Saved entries

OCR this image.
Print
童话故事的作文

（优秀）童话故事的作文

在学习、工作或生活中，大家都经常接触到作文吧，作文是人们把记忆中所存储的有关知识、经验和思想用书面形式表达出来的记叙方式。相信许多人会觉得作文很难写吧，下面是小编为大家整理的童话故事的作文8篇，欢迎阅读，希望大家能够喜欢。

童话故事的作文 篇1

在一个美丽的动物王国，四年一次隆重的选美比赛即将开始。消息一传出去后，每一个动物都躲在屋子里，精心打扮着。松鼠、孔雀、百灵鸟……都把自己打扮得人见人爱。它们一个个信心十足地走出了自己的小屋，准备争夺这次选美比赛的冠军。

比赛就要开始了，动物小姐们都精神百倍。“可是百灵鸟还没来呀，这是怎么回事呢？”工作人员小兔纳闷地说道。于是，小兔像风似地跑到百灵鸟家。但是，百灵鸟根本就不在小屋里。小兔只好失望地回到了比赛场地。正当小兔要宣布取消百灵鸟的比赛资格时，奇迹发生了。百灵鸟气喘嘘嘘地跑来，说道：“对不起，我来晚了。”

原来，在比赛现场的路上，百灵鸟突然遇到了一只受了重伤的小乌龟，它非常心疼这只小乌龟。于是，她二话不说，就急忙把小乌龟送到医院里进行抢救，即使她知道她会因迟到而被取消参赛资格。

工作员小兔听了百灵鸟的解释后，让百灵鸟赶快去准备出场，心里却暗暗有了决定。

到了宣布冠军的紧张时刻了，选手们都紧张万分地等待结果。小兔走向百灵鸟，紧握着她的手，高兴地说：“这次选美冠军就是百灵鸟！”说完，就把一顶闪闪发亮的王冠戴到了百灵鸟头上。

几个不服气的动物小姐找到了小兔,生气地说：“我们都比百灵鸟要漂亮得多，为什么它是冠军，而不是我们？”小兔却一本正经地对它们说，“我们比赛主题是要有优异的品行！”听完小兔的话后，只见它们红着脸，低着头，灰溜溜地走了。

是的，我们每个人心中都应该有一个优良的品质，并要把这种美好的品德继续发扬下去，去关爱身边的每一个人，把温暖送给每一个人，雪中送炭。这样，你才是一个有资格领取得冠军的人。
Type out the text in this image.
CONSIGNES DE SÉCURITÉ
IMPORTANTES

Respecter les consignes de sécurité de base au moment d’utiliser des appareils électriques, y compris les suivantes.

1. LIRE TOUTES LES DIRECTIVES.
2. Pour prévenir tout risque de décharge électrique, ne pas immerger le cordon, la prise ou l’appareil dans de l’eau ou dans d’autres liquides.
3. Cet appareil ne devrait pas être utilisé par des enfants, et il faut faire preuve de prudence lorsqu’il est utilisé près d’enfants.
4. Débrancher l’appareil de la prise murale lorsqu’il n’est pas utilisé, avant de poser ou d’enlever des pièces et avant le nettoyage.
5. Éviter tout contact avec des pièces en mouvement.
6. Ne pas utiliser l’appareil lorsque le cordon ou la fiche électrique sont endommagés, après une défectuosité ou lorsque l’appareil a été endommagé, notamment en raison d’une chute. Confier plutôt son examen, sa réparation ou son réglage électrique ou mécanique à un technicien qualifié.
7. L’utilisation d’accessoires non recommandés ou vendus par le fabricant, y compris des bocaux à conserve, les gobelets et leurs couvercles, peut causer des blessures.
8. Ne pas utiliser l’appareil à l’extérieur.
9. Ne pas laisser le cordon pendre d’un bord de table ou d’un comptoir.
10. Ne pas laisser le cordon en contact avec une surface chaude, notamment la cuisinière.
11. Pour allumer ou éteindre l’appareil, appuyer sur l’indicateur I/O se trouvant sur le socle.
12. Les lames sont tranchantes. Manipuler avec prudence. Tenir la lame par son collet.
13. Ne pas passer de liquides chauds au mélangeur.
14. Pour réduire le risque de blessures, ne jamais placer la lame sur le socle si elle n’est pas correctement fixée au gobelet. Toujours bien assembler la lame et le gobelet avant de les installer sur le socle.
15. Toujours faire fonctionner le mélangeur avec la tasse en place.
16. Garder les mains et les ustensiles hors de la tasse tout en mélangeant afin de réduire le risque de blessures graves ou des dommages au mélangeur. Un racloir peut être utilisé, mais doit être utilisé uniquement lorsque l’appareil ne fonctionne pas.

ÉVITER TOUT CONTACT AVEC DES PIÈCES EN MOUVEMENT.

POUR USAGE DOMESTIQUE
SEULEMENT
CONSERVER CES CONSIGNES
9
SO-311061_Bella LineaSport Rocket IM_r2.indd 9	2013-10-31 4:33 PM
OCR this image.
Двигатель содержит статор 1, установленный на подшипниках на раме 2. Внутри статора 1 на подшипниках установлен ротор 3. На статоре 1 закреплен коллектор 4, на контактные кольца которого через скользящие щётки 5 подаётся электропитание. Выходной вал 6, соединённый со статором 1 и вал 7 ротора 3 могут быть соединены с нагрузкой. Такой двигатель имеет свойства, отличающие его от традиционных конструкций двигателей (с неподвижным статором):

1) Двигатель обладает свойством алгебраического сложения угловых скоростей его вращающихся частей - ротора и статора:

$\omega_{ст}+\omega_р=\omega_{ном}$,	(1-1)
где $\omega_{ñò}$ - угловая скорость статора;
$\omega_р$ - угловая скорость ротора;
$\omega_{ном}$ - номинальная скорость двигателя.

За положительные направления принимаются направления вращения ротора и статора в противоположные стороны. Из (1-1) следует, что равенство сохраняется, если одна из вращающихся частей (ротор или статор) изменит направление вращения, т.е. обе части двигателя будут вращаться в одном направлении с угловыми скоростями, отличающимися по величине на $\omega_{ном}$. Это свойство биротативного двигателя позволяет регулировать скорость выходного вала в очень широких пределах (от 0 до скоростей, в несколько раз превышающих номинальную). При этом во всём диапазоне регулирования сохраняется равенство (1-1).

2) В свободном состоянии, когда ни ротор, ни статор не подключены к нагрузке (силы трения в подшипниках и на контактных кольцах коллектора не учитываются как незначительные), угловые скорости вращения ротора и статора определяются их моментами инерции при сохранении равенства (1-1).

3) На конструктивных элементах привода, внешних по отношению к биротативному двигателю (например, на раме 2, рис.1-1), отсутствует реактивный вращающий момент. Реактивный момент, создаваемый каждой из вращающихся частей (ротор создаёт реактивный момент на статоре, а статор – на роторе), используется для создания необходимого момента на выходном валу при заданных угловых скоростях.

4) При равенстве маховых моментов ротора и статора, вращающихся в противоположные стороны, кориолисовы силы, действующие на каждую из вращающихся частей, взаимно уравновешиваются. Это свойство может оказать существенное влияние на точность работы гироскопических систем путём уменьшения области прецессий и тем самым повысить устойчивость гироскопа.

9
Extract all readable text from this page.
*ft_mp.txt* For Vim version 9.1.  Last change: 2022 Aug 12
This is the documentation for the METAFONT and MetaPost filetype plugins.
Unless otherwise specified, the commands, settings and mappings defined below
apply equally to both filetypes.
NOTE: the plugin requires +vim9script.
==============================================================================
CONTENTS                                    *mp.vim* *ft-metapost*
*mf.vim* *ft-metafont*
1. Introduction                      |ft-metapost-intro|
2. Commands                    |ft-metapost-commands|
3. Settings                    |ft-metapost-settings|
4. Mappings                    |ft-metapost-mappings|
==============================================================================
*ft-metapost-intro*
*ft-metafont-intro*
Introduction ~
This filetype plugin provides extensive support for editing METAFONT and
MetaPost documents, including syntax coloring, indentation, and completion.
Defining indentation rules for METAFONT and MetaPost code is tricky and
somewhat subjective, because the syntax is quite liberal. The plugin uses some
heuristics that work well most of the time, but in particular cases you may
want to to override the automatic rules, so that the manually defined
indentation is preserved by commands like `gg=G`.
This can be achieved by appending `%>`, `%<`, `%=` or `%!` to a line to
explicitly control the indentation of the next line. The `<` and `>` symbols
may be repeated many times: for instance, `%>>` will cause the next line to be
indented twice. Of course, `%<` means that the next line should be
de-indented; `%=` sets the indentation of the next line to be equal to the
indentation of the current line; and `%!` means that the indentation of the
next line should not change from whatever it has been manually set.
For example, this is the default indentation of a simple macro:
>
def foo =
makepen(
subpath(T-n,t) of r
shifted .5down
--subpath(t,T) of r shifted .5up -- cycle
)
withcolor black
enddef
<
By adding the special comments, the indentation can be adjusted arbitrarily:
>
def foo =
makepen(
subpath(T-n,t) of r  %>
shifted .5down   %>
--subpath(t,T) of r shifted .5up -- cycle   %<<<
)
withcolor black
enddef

» **Task statement**
How many lines in these entries contain the string "mappings"? State the number and nothing more.

» **Solution for this exercise**
2